_Stated exercise_
Extract all lines in the data that contain the word "text".

_Data listing_
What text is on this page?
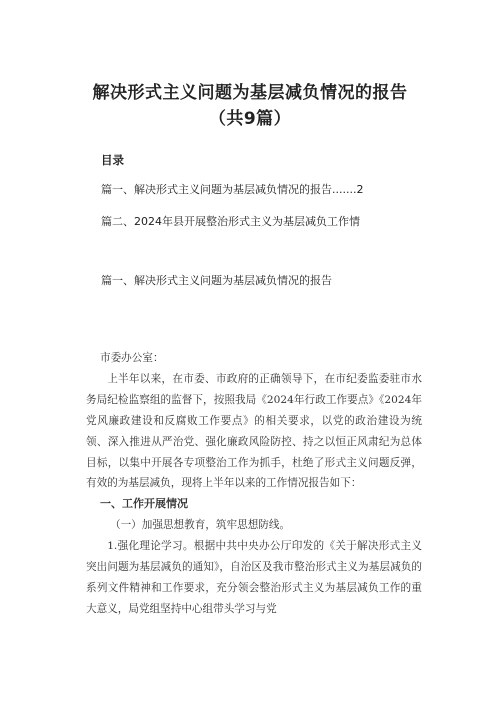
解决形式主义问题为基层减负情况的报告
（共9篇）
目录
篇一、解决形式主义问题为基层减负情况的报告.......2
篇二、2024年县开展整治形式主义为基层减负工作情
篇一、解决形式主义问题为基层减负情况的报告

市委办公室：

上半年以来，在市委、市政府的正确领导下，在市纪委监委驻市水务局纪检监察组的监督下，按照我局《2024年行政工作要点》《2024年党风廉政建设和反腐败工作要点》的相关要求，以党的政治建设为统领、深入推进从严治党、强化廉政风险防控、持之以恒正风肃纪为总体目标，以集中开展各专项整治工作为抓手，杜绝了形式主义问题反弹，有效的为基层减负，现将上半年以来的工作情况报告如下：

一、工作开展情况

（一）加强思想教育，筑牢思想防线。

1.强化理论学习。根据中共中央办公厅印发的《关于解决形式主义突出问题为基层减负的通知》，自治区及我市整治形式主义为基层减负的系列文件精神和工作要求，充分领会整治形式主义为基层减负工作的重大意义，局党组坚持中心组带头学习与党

--

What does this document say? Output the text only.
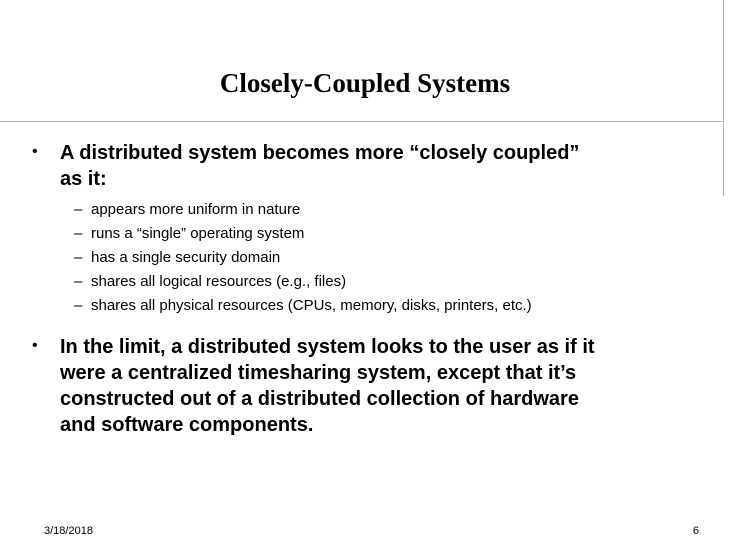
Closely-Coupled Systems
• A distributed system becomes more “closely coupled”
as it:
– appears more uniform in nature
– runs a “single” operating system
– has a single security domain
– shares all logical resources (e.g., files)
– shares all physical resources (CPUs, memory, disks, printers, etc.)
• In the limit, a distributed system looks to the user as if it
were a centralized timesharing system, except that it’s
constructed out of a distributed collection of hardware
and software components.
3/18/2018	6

_Written solution_
What text is on this page?
What does this document say? Output the text only.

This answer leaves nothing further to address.